• Приведённый отрывок:
• • • • •

Некоторый опыт создания подконтрольных государству корпораций у чиновников к тому времени уже имелся. С 1856 года перевозками на Азовском и Черном морях занималось Российское общество пароходства и торговли (РОПИТ). И, чтобы оно выполняло социально значимые, но заведомо неприбыльные рейсы, казна ежегодно выплачивала обществу дотации — с 1860 по 1912 год РОПИТ получило 53,8 млн руб. А чтобы казенные средства расходовались по назначению, в правление общества входило два высокопоставленных чиновника, а среди топ-менеджеров РОПИТ было три директора, назначаемых правительством. Под влиянием госаппарата с 1881 по 1888 год общество заключило договоры о разделении сфер влияния или совместной обработке грузов со всеми своими русскими конкурентами. И в результате РОПИТ превратилось в центр транспортной монополии, охватывавшей весь Азово-Черноморский бассейн.
Однако создавать сложную структуру для управления сахарной монополией в правительстве сочли нецелесообразным. Особым законом 1895 года всю сахарную промышленность передали в ведение Министерства финансов, и с тех пор его чиновники устанавливали квоты — контингенты — на производство сахара для каждого завода и решали вопросы пополнения и использования государственного стратегического запаса сахара для регулирования цен. Затраты на содержание госкорпорации этого вида были минимальны — проект распределения контингентов по-прежнему подготавливало объединение сахарозаводчиков, а за госаппаратом оставались контрольно-разрешительные функции.

• • • • •

Перепишите отрывок о госкорпорациях между «Некоторый опыт создания» и «весь Азово-Черноморский бассейн.» включительно, заменив «дотации» на «субсидии». Опирайтесь только на этот отрывок.

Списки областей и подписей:

• • • • •

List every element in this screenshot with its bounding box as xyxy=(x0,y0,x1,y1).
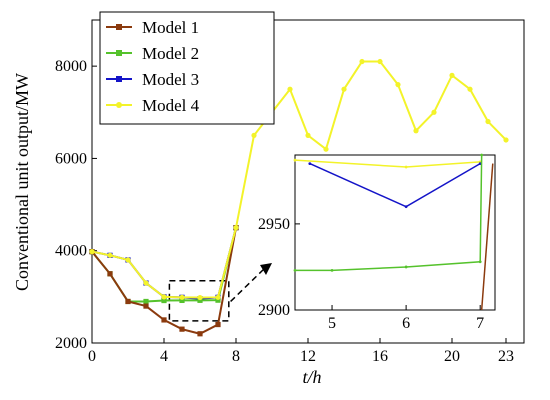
zoom-arrow-head xyxy=(260,263,272,275)
data-point xyxy=(125,298,131,305)
inset-series xyxy=(293,153,494,311)
x-tick-label: 8 xyxy=(232,348,240,365)
inset-data-point xyxy=(480,153,484,157)
x-tick-label: 4 xyxy=(160,348,168,365)
legend-label: Model 4 xyxy=(142,96,200,115)
data-point xyxy=(485,118,491,125)
zoom-region xyxy=(168,263,272,322)
inset-data-point xyxy=(404,205,408,209)
y-axis-label: Conventional unit output/MW xyxy=(12,73,32,291)
legend-marker xyxy=(116,50,122,56)
data-point xyxy=(287,86,293,92)
data-point xyxy=(179,294,185,300)
data-point xyxy=(179,326,185,332)
inset-line-model-1 xyxy=(480,163,494,311)
x-tick-label: 20 xyxy=(444,348,460,365)
inset-y-tick-label: 2950 xyxy=(258,216,290,233)
data-point xyxy=(431,109,437,115)
data-point xyxy=(215,294,221,300)
inset-plot: 5 6 7 2900 2950 xyxy=(258,153,496,332)
legend-label: Model 3 xyxy=(142,70,199,89)
data-point xyxy=(359,58,365,65)
data-point xyxy=(161,297,167,304)
data-point xyxy=(413,128,419,134)
x-tick-label: 23 xyxy=(498,348,514,365)
data-point xyxy=(377,58,383,65)
data-point xyxy=(179,297,185,304)
data-point xyxy=(251,132,257,138)
inset-y-tick-label: 2900 xyxy=(258,302,290,319)
series-line-model-4 xyxy=(91,60,507,299)
inset-data-point xyxy=(330,268,334,272)
inset-data-point xyxy=(404,165,408,169)
y-tick-label: 8000 xyxy=(55,58,87,75)
data-point xyxy=(161,317,167,323)
legend-marker xyxy=(116,24,122,30)
data-point xyxy=(161,294,167,300)
legend-marker xyxy=(116,102,122,108)
legend-label: Model 1 xyxy=(142,18,199,37)
inset-data-point xyxy=(293,158,297,162)
series-line-model-3 xyxy=(91,227,237,300)
inset-axes: 5 6 7 2900 2950 xyxy=(258,216,484,332)
data-point xyxy=(125,257,131,263)
zoom-arrow-line xyxy=(230,267,266,303)
data-point xyxy=(107,252,113,258)
data-point xyxy=(305,132,311,138)
data-point xyxy=(143,280,149,286)
y-tick-label: 6000 xyxy=(55,150,87,167)
data-point xyxy=(341,86,347,92)
data-point xyxy=(107,271,113,277)
x-axis-label: t/h xyxy=(302,367,321,387)
data-point xyxy=(197,297,203,303)
inset-x-tick-label: 7 xyxy=(476,315,484,332)
legend: Model 1 Model 2 Model 3 Model 4 xyxy=(99,11,275,125)
inset-data-point xyxy=(478,260,482,264)
y-tick-label: 2000 xyxy=(55,335,87,352)
main-series xyxy=(89,58,509,337)
x-tick-label: 16 xyxy=(372,348,388,365)
data-point xyxy=(449,72,455,78)
x-tick-label: 0 xyxy=(88,348,96,365)
main-plot: 0 4 8 12 16 20 23 2000 4000 6000 8000 t/h Conventi… xyxy=(12,19,525,387)
data-point xyxy=(503,137,509,143)
data-point xyxy=(197,294,203,301)
data-point xyxy=(215,321,221,328)
inset-x-tick-label: 6 xyxy=(402,315,410,332)
legend-marker xyxy=(116,76,122,82)
inset-x-tick-label: 5 xyxy=(328,315,336,332)
legend-label: Model 2 xyxy=(142,44,199,63)
data-point xyxy=(467,86,473,92)
inset-background xyxy=(294,154,496,311)
inset-data-point xyxy=(308,162,312,166)
data-point xyxy=(197,331,203,337)
data-point xyxy=(89,249,95,255)
main-axes: 0 4 8 12 16 20 23 2000 4000 6000 8000 xyxy=(55,58,514,365)
data-point xyxy=(143,303,149,309)
data-point xyxy=(395,82,401,88)
data-point xyxy=(215,297,221,303)
data-point xyxy=(323,146,329,152)
inset-data-point xyxy=(293,268,297,272)
data-point xyxy=(233,225,239,231)
inset-data-point xyxy=(404,265,408,269)
data-point xyxy=(143,298,149,305)
y-tick-label: 4000 xyxy=(55,243,87,260)
x-tick-label: 12 xyxy=(300,348,316,365)
series-line-model-2 xyxy=(91,227,237,303)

• • • • •

• Результат выполнения:
Некоторый опыт создания подконтрольных государству корпораций у чиновников к тому времени уже имелся. С 1856 года перевозками на Азовском и Черном морях занималось Российское общество пароходства и торговли (РОПИТ). И, чтобы оно выполняло социально значимые, но заведомо неприбыльные рейсы, казна ежегодно выплачивала обществу субсидии — с 1860 по 1912 год РОПИТ получило 53,8 млн руб. А чтобы казенные средства расходовались по назначению, в правление общества входило два высокопоставленных чиновника, а среди топ-менеджеров РОПИТ было три директора, назначаемых правительством. Под влиянием госаппарата с 1881 по 1888 год общество заключило договоры о разделении сфер влияния или совместной обработке грузов со всеми своими русскими конкурентами. И в результате РОПИТ превратилось в центр транспортной монополии, охватывавшей весь Азово-Черноморский бассейн.